**Problem to solve:** Determine the number of lines in the entries below in which the word "Preisanordnungen" appears, and reply with that number only.

Data items:
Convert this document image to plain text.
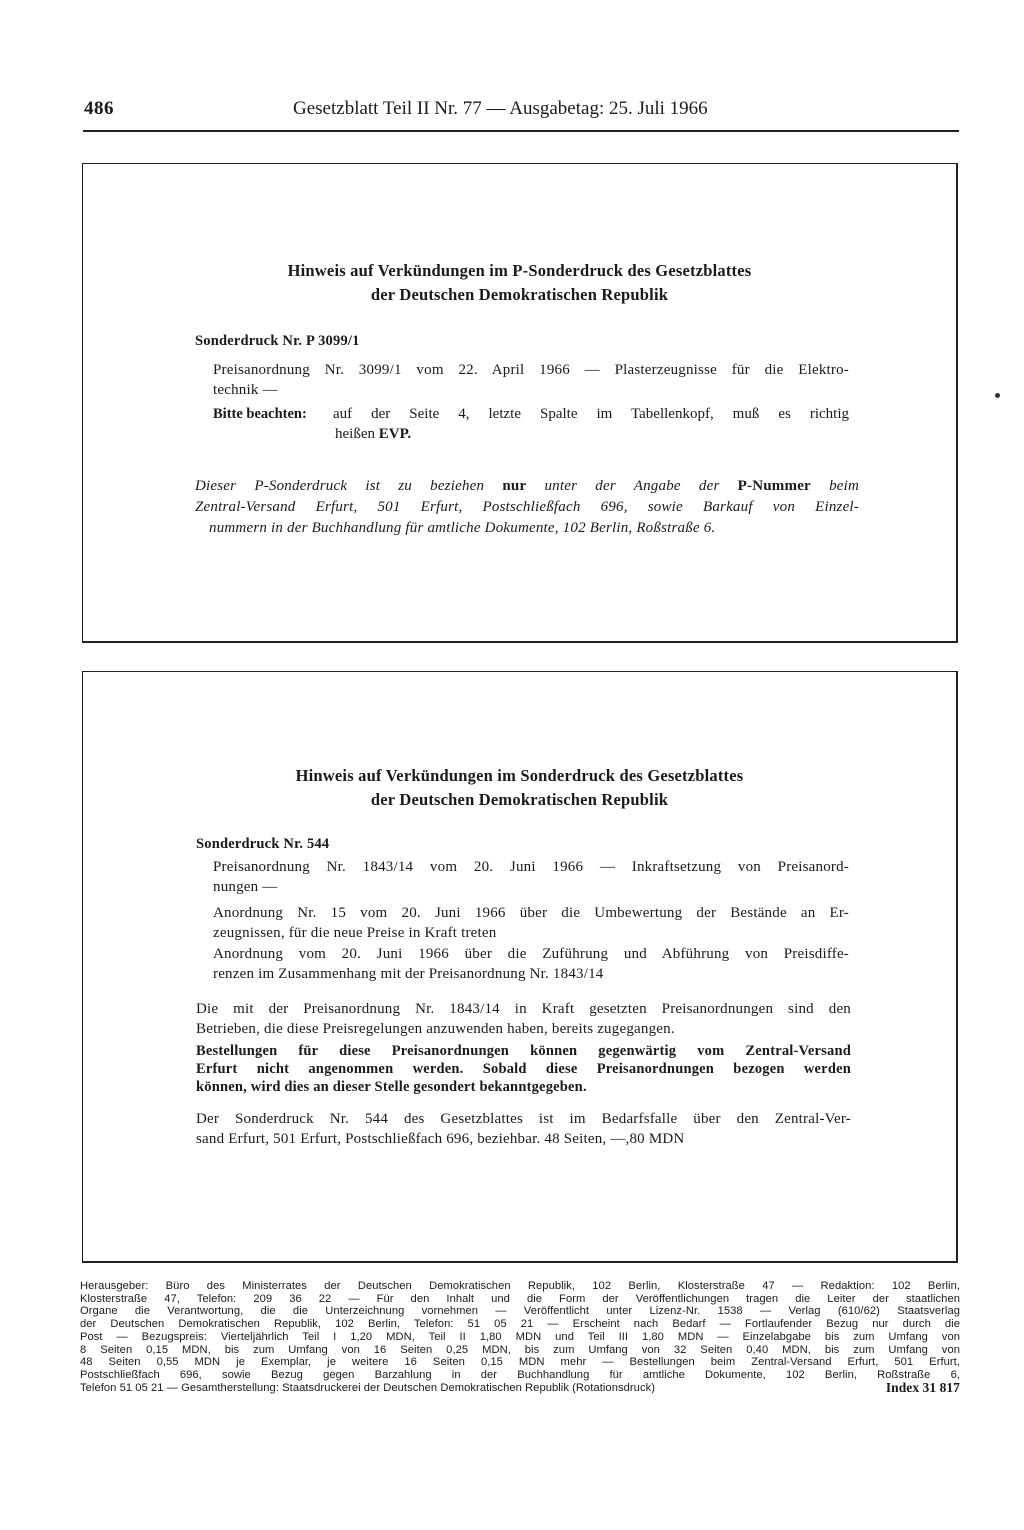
486	Gesetzblatt Teil II Nr. 77 — Ausgabetag: 25. Juli 1966
Hinweis auf Verkündungen im P-Sonderdruck des Gesetzblattes
der Deutschen Demokratischen Republik
Sonderdruck Nr. P 3099/1
Preisanordnung Nr. 3099/1 vom 22. April 1966 — Plasterzeugnisse für die Elektro-
technik —
Bitte beachten: auf der Seite 4, letzte Spalte im Tabellenkopf, muß es richtig
heißen EVP.
Dieser P-Sonderdruck ist zu beziehen nur unter der Angabe der P-Nummer beim
Zentral-Versand Erfurt, 501 Erfurt, Postschließfach 696, sowie Barkauf von Einzel-
nummern in der Buchhandlung für amtliche Dokumente, 102 Berlin, Roßstraße 6.
Hinweis auf Verkündungen im Sonderdruck des Gesetzblattes
der Deutschen Demokratischen Republik
Sonderdruck Nr. 544
Preisanordnung Nr. 1843/14 vom 20. Juni 1966 — Inkraftsetzung von Preisanord-
nungen —
Anordnung Nr. 15 vom 20. Juni 1966 über die Umbewertung der Bestände an Er-
zeugnissen, für die neue Preise in Kraft treten
Anordnung vom 20. Juni 1966 über die Zuführung und Abführung von Preisdiffe-
renzen im Zusammenhang mit der Preisanordnung Nr. 1843/14
Die mit der Preisanordnung Nr. 1843/14 in Kraft gesetzten Preisanordnungen sind den
Betrieben, die diese Preisregelungen anzuwenden haben, bereits zugegangen.
Bestellungen für diese Preisanordnungen können gegenwärtig vom Zentral-Versand
Erfurt nicht angenommen werden. Sobald diese Preisanordnungen bezogen werden
können, wird dies an dieser Stelle gesondert bekanntgegeben.
Der Sonderdruck Nr. 544 des Gesetzblattes ist im Bedarfsfalle über den Zentral-Ver-
sand Erfurt, 501 Erfurt, Postschließfach 696, beziehbar. 48 Seiten, —,80 MDN
Herausgeber: Büro des Ministerrates der Deutschen Demokratischen Republik, 102 Berlin, Klosterstraße 47 — Redaktion: 102 Berlin,
Klosterstraße 47, Telefon: 209 36 22 — Für den Inhalt und die Form der Veröffentlichungen tragen die Leiter der staatlichen
Organe die Verantwortung, die die Unterzeichnung vornehmen — Veröffentlicht unter Lizenz-Nr. 1538 — Verlag (610/62) Staatsverlag
der Deutschen Demokratischen Republik, 102 Berlin, Telefon: 51 05 21 — Erscheint nach Bedarf — Fortlaufender Bezug nur durch die
Post — Bezugspreis: Vierteljährlich Teil I 1,20 MDN, Teil II 1,80 MDN und Teil III 1,80 MDN — Einzelabgabe bis zum Umfang von
8 Seiten 0,15 MDN, bis zum Umfang von 16 Seiten 0,25 MDN, bis zum Umfang von 32 Seiten 0,40 MDN, bis zum Umfang von
48 Seiten 0,55 MDN je Exemplar, je weitere 16 Seiten 0,15 MDN mehr — Bestellungen beim Zentral-Versand Erfurt, 501 Erfurt,
Postschließfach 696, sowie Bezug gegen Barzahlung in der Buchhandlung für amtliche Dokumente, 102 Berlin, Roßstraße 6,
Telefon 51 05 21 — Gesamtherstellung: Staatsdruckerei der Deutschen Demokratischen Republik (Rotationsdruck)	Index 31 817
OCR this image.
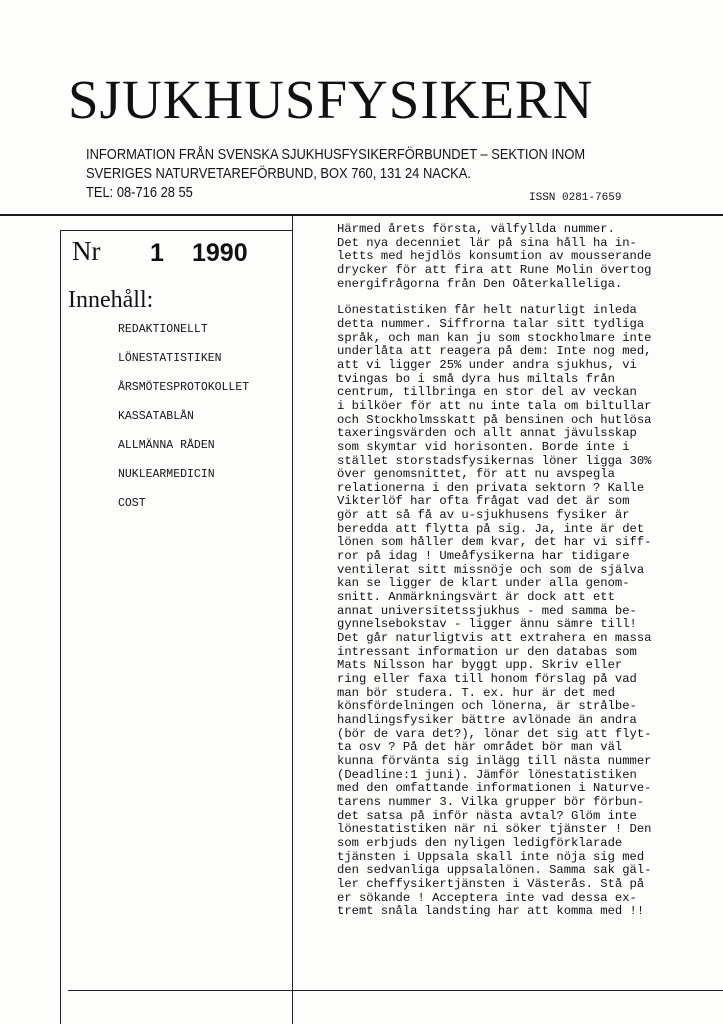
SJUKHUSFYSIKERN
INFORMATION FRÅN SVENSKA SJUKHUSFYSIKERFÖRBUNDET – SEKTION INOM
SVERIGES NATURVETAREFÖRBUND, BOX 760, 131 24 NACKA.
TEL: 08-716 28 55	ISSN 0281-7659
Nr 1 1990
Innehåll:
REDAKTIONELLT
LÖNESTATISTIKEN
ÅRSMÖTESPROTOKOLLET
KASSATABLÅN
ALLMÄNNA RÅDEN
NUKLEARMEDICIN
COST

Härmed årets första, välfyllda nummer.
Det nya decenniet lär på sina håll ha in-
letts med hejdlös konsumtion av mousserande
drycker för att fira att Rune Molin övertog
energifrågorna från Den Oåterkalleliga.

Lönestatistiken får helt naturligt inleda
detta nummer. Siffrorna talar sitt tydliga
språk, och man kan ju som stockholmare inte
underlåta att reagera på dem: Inte nog med,
att vi ligger 25% under andra sjukhus, vi
tvingas bo i små dyra hus miltals från
centrum, tillbringa en stor del av veckan
i bilköer för att nu inte tala om biltullar
och Stockholmsskatt på bensinen och hutlösa
taxeringsvärden och allt annat jävulsskap
som skymtar vid horisonten. Borde inte i
stället storstadsfysikernas löner ligga 30%
över genomsnittet, för att nu avspegla
relationerna i den privata sektorn ? Kalle
Vikterlöf har ofta frågat vad det är som
gör att så få av u-sjukhusens fysiker är
beredda att flytta på sig. Ja, inte är det
lönen som håller dem kvar, det har vi siff-
ror på idag ! Umeåfysikerna har tidigare
ventilerat sitt missnöje och som de själva
kan se ligger de klart under alla genom-
snitt. Anmärkningsvärt är dock att ett
annat universitetssjukhus - med samma be-
gynnelsebokstav - ligger ännu sämre till!
Det går naturligtvis att extrahera en massa
intressant information ur den databas som
Mats Nilsson har byggt upp. Skriv eller
ring eller faxa till honom förslag på vad
man bör studera. T. ex. hur är det med
könsfördelningen och lönerna, är strålbe-
handlingsfysiker bättre avlönade än andra
(bör de vara det?), lönar det sig att flyt-
ta osv ? På det här området bör man väl
kunna förvänta sig inlägg till nästa nummer
(Deadline:1 juni). Jämför lönestatistiken
med den omfattande informationen i Naturve-
tarens nummer 3. Vilka grupper bör förbun-
det satsa på inför nästa avtal? Glöm inte
lönestatistiken när ni söker tjänster ! Den
som erbjuds den nyligen ledigförklarade
tjänsten i Uppsala skall inte nöja sig med
den sedvanliga uppsalalönen. Samma sak gäl-
ler cheffysikertjänsten i Västerås. Stå på
er sökande ! Acceptera inte vad dessa ex-
tremt snåla landsting har att komma med !!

**Solution to the exercise:** 3